Work to do: Track down the lines that contain "title" and copy them.

(Figure content listings)
*-*-*
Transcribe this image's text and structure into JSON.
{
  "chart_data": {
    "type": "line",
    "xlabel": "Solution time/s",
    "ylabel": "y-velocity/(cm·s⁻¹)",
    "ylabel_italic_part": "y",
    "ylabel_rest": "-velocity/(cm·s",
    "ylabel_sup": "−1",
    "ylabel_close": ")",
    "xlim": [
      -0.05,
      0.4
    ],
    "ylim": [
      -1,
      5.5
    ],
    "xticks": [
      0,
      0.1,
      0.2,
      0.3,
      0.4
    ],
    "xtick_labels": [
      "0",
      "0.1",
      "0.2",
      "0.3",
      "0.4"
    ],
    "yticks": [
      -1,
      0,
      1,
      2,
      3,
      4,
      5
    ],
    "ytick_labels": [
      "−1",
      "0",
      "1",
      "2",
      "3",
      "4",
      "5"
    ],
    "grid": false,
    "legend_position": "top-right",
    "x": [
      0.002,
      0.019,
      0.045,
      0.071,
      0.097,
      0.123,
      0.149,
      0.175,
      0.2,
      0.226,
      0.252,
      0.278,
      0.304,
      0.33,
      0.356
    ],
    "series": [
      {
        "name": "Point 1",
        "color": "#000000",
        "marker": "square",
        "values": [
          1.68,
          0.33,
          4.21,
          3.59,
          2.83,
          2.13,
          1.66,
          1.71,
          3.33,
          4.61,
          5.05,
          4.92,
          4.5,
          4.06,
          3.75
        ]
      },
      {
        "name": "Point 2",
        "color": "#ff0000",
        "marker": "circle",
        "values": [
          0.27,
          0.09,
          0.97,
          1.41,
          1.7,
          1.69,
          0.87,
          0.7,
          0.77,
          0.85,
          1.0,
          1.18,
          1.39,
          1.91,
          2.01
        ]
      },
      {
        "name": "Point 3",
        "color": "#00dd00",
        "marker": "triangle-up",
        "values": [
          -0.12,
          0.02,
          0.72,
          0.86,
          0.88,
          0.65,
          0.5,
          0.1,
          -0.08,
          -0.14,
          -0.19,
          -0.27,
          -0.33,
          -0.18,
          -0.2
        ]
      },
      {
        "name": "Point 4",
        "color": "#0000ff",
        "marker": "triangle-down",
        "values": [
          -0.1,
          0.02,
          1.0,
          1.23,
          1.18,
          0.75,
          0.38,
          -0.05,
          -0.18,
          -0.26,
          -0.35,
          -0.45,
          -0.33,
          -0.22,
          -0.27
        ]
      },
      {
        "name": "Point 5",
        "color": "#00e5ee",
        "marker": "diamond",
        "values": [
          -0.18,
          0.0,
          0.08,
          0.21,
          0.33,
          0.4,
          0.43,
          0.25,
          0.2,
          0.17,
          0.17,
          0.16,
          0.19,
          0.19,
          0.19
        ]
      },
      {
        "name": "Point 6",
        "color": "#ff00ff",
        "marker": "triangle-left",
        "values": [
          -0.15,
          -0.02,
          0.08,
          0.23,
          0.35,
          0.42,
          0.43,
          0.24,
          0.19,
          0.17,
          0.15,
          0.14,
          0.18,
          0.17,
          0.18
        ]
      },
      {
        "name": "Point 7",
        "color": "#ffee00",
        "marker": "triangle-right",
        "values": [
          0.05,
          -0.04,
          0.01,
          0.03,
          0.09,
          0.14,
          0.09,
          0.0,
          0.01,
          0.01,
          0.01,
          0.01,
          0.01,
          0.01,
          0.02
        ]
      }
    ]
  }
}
*-*-*
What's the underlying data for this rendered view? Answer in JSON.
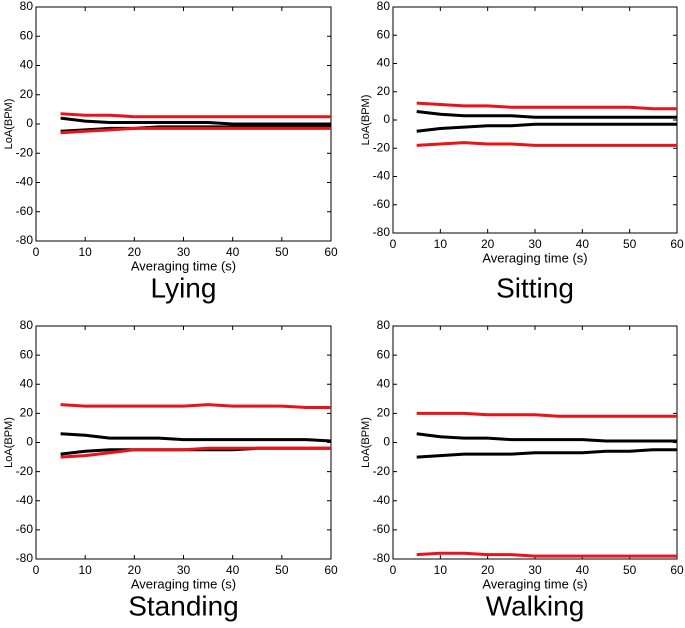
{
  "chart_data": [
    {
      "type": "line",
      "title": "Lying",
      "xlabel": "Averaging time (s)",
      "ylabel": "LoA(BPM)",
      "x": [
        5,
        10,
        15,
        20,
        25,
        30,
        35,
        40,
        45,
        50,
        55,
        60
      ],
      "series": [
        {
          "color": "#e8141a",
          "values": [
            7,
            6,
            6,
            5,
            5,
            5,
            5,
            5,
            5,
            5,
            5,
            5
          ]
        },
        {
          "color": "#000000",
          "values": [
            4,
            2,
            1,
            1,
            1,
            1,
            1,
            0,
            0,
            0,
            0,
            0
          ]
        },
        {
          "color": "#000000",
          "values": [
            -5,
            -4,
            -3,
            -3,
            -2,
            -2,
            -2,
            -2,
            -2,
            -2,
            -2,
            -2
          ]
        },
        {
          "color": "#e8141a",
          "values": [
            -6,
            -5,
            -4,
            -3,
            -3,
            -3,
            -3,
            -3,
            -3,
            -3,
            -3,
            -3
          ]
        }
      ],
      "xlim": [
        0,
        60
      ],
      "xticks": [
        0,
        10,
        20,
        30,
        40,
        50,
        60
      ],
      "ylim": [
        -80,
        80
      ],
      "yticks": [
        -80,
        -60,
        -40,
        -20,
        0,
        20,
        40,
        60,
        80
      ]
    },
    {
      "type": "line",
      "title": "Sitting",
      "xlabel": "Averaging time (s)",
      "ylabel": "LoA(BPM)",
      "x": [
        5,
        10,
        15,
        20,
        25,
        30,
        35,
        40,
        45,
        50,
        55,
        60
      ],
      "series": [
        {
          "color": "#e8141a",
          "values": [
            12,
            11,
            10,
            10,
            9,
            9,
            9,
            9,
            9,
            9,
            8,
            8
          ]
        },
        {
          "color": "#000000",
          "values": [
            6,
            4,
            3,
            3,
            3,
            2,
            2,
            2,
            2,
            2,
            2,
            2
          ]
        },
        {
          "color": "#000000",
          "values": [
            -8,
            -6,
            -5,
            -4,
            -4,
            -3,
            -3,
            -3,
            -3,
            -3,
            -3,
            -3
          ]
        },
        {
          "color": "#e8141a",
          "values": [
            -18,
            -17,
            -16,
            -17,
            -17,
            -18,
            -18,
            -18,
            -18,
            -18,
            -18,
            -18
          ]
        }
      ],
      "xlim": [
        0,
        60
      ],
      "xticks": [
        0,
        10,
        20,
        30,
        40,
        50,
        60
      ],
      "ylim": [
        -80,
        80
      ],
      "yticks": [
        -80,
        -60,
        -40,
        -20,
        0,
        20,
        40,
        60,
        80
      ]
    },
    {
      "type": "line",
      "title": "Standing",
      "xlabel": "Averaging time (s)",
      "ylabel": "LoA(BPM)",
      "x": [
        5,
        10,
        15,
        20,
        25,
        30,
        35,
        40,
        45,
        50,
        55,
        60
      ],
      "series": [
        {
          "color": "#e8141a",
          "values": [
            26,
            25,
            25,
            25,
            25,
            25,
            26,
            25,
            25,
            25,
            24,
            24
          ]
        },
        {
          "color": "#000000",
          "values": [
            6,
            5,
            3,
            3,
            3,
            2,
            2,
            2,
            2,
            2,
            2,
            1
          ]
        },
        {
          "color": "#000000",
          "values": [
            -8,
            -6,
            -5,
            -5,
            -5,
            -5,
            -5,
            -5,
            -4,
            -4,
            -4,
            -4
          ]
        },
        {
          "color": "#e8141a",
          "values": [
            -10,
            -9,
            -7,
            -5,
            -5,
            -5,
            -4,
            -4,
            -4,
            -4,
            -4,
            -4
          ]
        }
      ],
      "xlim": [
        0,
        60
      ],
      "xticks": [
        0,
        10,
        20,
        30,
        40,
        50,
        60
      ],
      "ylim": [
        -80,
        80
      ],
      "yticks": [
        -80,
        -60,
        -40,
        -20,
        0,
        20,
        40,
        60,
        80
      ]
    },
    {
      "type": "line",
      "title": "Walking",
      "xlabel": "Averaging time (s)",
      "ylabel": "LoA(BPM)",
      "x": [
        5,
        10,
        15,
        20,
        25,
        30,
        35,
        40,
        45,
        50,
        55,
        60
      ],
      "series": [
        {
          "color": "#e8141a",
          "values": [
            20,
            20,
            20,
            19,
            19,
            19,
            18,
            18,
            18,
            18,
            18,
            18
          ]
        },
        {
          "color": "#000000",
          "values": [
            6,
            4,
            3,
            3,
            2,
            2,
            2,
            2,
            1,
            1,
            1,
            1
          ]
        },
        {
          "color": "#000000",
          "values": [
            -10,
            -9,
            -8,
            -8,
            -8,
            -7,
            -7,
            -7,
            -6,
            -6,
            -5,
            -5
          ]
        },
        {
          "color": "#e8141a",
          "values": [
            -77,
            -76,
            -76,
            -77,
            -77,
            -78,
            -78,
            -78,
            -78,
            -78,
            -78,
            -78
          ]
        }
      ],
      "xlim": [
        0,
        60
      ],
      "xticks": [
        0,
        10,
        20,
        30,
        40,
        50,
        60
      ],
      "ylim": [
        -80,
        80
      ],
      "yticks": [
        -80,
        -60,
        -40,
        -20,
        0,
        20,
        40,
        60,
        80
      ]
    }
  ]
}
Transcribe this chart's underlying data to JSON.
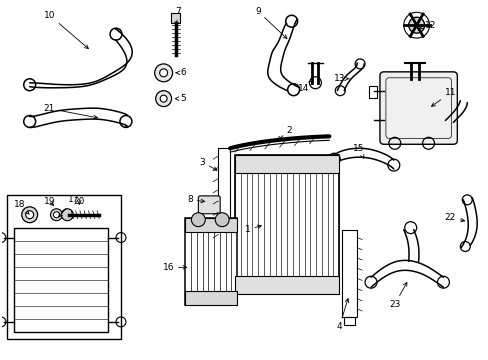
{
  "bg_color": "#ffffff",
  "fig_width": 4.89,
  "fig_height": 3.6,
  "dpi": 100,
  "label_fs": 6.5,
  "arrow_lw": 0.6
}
*-*-*
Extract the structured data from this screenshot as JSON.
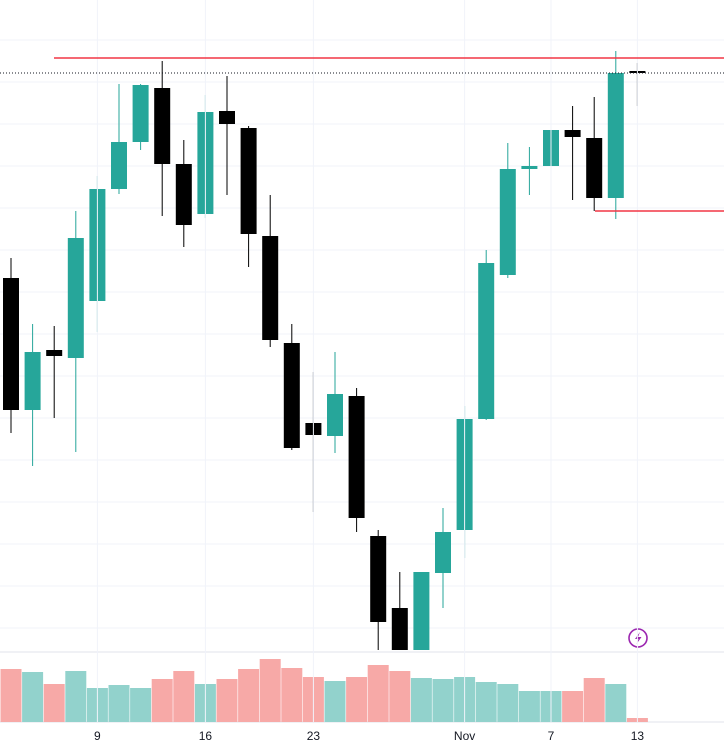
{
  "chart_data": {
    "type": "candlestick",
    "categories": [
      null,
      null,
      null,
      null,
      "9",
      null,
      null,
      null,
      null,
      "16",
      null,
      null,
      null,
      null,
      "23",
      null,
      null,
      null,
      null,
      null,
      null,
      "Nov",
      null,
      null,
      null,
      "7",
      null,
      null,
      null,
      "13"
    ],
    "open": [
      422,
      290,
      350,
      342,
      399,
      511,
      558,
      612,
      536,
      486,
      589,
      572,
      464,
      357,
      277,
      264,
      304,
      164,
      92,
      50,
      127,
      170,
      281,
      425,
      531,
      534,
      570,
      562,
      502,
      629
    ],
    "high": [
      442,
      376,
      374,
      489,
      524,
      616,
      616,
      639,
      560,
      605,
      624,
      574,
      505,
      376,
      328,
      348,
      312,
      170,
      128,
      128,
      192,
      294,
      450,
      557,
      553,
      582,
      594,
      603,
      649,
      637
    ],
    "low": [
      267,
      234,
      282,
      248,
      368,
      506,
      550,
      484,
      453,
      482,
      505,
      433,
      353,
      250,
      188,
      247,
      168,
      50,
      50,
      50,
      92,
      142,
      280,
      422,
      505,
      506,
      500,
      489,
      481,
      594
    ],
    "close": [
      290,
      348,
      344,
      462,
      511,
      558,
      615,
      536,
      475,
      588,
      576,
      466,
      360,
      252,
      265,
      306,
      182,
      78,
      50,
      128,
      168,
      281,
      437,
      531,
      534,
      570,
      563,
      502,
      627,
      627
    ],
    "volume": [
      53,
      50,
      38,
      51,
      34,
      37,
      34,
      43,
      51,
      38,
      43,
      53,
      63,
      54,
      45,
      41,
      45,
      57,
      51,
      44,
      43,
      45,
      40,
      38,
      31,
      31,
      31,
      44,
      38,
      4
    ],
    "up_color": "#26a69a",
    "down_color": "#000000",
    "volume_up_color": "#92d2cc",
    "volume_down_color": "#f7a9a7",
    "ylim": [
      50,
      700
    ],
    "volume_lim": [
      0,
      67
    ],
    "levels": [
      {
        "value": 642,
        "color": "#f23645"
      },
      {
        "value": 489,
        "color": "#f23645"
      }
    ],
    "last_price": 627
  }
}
*-*-*
Exercise response:
      "title": "Lying",
      "title": "Sitting",
      "title": "Standing",
      "title": "Walking",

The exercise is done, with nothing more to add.